What is being asked:
Look through the listing and locate every line containing the word "自立自强"; copy those lines.

·····

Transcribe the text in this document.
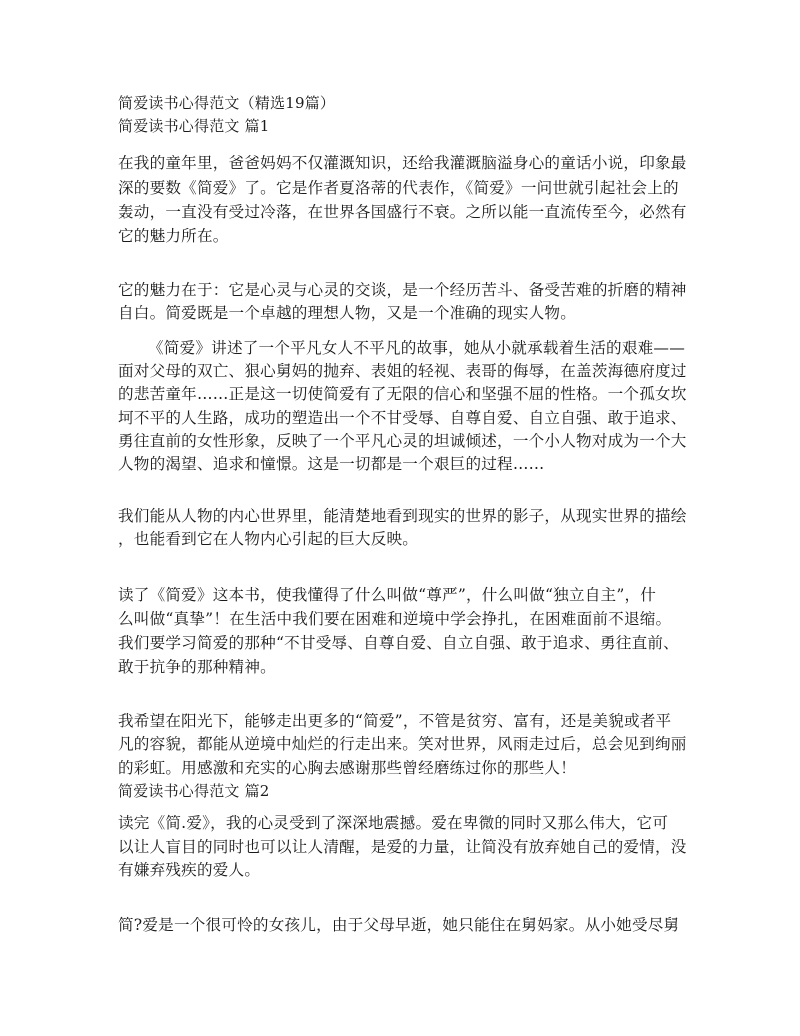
简爱读书心得范文（精选19篇）
简爱读书心得范文 篇1
在我的童年里，爸爸妈妈不仅灌溉知识，还给我灌溉脑溢身心的童话小说，印象最
深的要数《简爱》了。它是作者夏洛蒂的代表作，《简爱》一问世就引起社会上的
轰动，一直没有受过冷落，在世界各国盛行不衰。之所以能一直流传至今，必然有
它的魅力所在。
它的魅力在于：它是心灵与心灵的交谈，是一个经历苦斗、备受苦难的折磨的精神
自白。简爱既是一个卓越的理想人物，又是一个准确的现实人物。
《简爱》讲述了一个平凡女人不平凡的故事，她从小就承载着生活的艰难——
面对父母的双亡、狠心舅妈的抛弃、表姐的轻视、表哥的侮辱，在盖茨海德府度过
的悲苦童年……正是这一切使简爱有了无限的信心和坚强不屈的性格。一个孤女坎
坷不平的人生路，成功的塑造出一个不甘受辱、自尊自爱、自立自强、敢于追求、
勇往直前的女性形象，反映了一个平凡心灵的坦诚倾述，一个小人物对成为一个大
人物的渴望、追求和憧憬。这是一切都是一个艰巨的过程……
我们能从人物的内心世界里，能清楚地看到现实的世界的影子，从现实世界的描绘
，也能看到它在人物内心引起的巨大反映。
读了《简爱》这本书，使我懂得了什么叫做“尊严”，什么叫做“独立自主”，什
么叫做“真挚”！在生活中我们要在困难和逆境中学会挣扎，在困难面前不退缩。
我们要学习简爱的那种“不甘受辱、自尊自爱、自立自强、敢于追求、勇往直前、
敢于抗争的那种精神。
我希望在阳光下，能够走出更多的“简爱”，不管是贫穷、富有，还是美貌或者平
凡的容貌，都能从逆境中灿烂的行走出来。笑对世界，风雨走过后，总会见到绚丽
的彩虹。用感激和充实的心胸去感谢那些曾经磨练过你的那些人！
简爱读书心得范文 篇2
读完《简.爱》，我的心灵受到了深深地震撼。爱在卑微的同时又那么伟大，它可
以让人盲目的同时也可以让人清醒，是爱的力量，让简没有放弃她自己的爱情，没
有嫌弃残疾的爱人。
简?爱是一个很可怜的女孩儿，由于父母早逝，她只能住在舅妈家。从小她受尽舅
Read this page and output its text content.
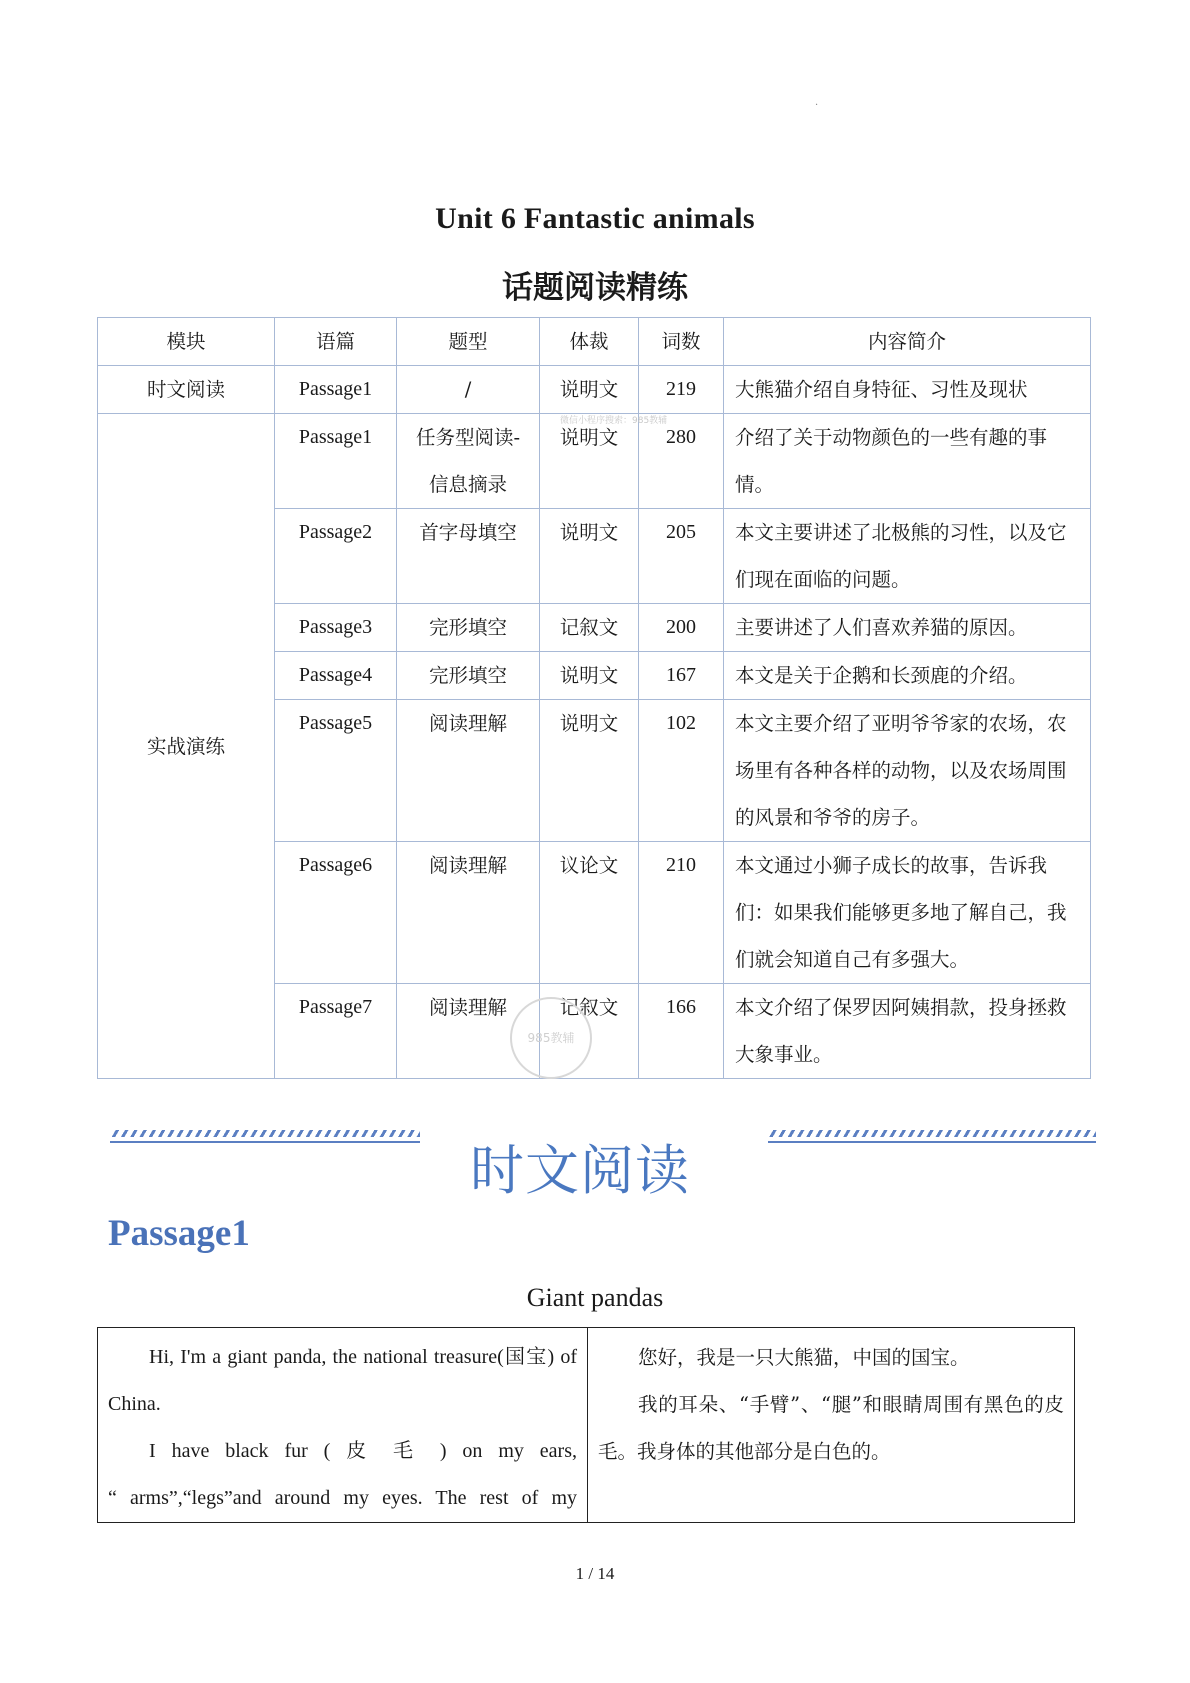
·
Unit 6 Fantastic animals
话题阅读精练
模块	语篇	题型	体裁	词数	内容简介
时文阅读	Passage1	/	说明文	219	大熊猫介绍自身特征、习性及现状
实战演练	Passage1	任务型阅读-信息摘录	说明文	280	介绍了关于动物颜色的一些有趣的事情。
	Passage2	首字母填空	说明文	205	本文主要讲述了北极熊的习性，以及它们现在面临的问题。
	Passage3	完形填空	记叙文	200	主要讲述了人们喜欢养猫的原因。
	Passage4	完形填空	说明文	167	本文是关于企鹅和长颈鹿的介绍。
	Passage5	阅读理解	说明文	102	本文主要介绍了亚明爷爷家的农场，农场里有各种各样的动物，以及农场周围的风景和爷爷的房子。
	Passage6	阅读理解	议论文	210	本文通过小狮子成长的故事，告诉我们：如果我们能够更多地了解自己，我们就会知道自己有多强大。
	Passage7	阅读理解	记叙文	166	本文介绍了保罗因阿姨捐款，投身拯救大象事业。
微信小程序搜索：985教辅
985教辅
时文阅读
Passage1
Giant pandas

Hi, I'm a giant panda, the national treasure(国宝) of China.

I have black fur ( 皮 毛 ) on my ears,

“ arms”,“legs”and around my eyes. The rest of my

您好，我是一只大熊猫，中国的国宝。

我的耳朵、“手臂”、“腿”和眼睛周围有黑色的皮毛。我身体的其他部分是白色的。

1 / 14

·····

Result below:
坷不平的人生路，成功的塑造出一个不甘受辱、自尊自爱、自立自强、敢于追求、
我们要学习简爱的那种“不甘受辱、自尊自爱、自立自强、敢于追求、勇往直前、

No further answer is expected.